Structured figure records
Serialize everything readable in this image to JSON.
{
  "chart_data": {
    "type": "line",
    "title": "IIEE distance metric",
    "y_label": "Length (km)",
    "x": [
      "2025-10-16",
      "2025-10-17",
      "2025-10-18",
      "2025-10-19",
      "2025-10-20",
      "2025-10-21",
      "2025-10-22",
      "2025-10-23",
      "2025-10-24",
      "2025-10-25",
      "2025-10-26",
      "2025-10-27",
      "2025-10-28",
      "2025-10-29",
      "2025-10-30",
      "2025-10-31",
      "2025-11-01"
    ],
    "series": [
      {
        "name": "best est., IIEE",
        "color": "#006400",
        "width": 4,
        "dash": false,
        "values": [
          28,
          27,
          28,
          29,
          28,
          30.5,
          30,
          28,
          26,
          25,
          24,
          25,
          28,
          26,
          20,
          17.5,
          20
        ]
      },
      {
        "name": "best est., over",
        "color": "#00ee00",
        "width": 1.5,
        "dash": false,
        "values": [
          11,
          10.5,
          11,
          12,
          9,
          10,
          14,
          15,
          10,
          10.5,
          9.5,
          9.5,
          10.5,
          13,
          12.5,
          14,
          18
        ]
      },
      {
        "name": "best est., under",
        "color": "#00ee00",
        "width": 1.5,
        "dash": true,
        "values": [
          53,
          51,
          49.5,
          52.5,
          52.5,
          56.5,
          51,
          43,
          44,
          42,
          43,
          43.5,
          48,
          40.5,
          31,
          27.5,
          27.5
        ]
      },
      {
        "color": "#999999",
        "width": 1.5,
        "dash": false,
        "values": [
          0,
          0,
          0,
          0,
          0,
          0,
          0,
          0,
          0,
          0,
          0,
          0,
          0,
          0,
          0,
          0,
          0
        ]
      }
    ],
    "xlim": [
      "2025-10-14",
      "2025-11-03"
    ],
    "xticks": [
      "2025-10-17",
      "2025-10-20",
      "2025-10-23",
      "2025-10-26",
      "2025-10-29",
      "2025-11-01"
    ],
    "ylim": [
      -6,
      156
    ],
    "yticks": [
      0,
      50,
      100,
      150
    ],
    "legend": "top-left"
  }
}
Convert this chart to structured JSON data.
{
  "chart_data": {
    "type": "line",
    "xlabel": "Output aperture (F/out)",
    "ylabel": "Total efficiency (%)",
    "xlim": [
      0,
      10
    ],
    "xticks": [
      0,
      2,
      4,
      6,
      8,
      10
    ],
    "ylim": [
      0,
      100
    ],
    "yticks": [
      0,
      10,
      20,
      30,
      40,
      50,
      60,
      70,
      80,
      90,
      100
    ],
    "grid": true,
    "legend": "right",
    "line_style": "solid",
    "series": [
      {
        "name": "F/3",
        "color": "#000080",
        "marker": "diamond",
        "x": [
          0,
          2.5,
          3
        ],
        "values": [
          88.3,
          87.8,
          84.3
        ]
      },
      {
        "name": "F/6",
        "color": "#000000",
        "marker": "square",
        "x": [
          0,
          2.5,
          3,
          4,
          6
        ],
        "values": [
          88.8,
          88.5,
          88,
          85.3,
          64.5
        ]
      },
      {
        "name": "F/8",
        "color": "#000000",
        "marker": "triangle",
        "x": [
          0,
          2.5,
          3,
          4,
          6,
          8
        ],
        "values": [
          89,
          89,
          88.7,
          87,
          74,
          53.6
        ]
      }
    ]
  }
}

● Short exercise: Return the full listing, character for character.

● Answer to the task:
Serialize everything readable in this image to JSON.
{
  "chart_data": {
    "type": "line",
    "title": "IIEE distance metric",
    "y_label": "Length (km)",
    "x": [
      "2025-10-16",
      "2025-10-17",
      "2025-10-18",
      "2025-10-19",
      "2025-10-20",
      "2025-10-21",
      "2025-10-22",
      "2025-10-23",
      "2025-10-24",
      "2025-10-25",
      "2025-10-26",
      "2025-10-27",
      "2025-10-28",
      "2025-10-29",
      "2025-10-30",
      "2025-10-31",
      "2025-11-01"
    ],
    "series": [
      {
        "name": "best est., IIEE",
        "color": "#006400",
        "width": 4,
        "dash": false,
        "values": [
          28,
          27,
          28,
          29,
          28,
          30.5,
          30,
          28,
          26,
          25,
          24,
          25,
          28,
          26,
          20,
          17.5,
          20
        ]
      },
      {
        "name": "best est., over",
        "color": "#00ee00",
        "width": 1.5,
        "dash": false,
        "values": [
          11,
          10.5,
          11,
          12,
          9,
          10,
          14,
          15,
          10,
          10.5,
          9.5,
          9.5,
          10.5,
          13,
          12.5,
          14,
          18
        ]
      },
      {
        "name": "best est., under",
        "color": "#00ee00",
        "width": 1.5,
        "dash": true,
        "values": [
          53,
          51,
          49.5,
          52.5,
          52.5,
          56.5,
          51,
          43,
          44,
          42,
          43,
          43.5,
          48,
          40.5,
          31,
          27.5,
          27.5
        ]
      },
      {
        "color": "#999999",
        "width": 1.5,
        "dash": false,
        "values": [
          0,
          0,
          0,
          0,
          0,
          0,
          0,
          0,
          0,
          0,
          0,
          0,
          0,
          0,
          0,
          0,
          0
        ]
      }
    ],
    "xlim": [
      "2025-10-14",
      "2025-11-03"
    ],
    "xticks": [
      "2025-10-17",
      "2025-10-20",
      "2025-10-23",
      "2025-10-26",
      "2025-10-29",
      "2025-11-01"
    ],
    "ylim": [
      -6,
      156
    ],
    "yticks": [
      0,
      50,
      100,
      150
    ],
    "legend": "top-left"
  }
}
Convert this chart to structured JSON data.
{
  "chart_data": {
    "type": "line",
    "xlabel": "Output aperture (F/out)",
    "ylabel": "Total efficiency (%)",
    "xlim": [
      0,
      10
    ],
    "xticks": [
      0,
      2,
      4,
      6,
      8,
      10
    ],
    "ylim": [
      0,
      100
    ],
    "yticks": [
      0,
      10,
      20,
      30,
      40,
      50,
      60,
      70,
      80,
      90,
      100
    ],
    "grid": true,
    "legend": "right",
    "line_style": "solid",
    "series": [
      {
        "name": "F/3",
        "color": "#000080",
        "marker": "diamond",
        "x": [
          0,
          2.5,
          3
        ],
        "values": [
          88.3,
          87.8,
          84.3
        ]
      },
      {
        "name": "F/6",
        "color": "#000000",
        "marker": "square",
        "x": [
          0,
          2.5,
          3,
          4,
          6
        ],
        "values": [
          88.8,
          88.5,
          88,
          85.3,
          64.5
        ]
      },
      {
        "name": "F/8",
        "color": "#000000",
        "marker": "triangle",
        "x": [
          0,
          2.5,
          3,
          4,
          6,
          8
        ],
        "values": [
          89,
          89,
          88.7,
          87,
          74,
          53.6
        ]
      }
    ]
  }
}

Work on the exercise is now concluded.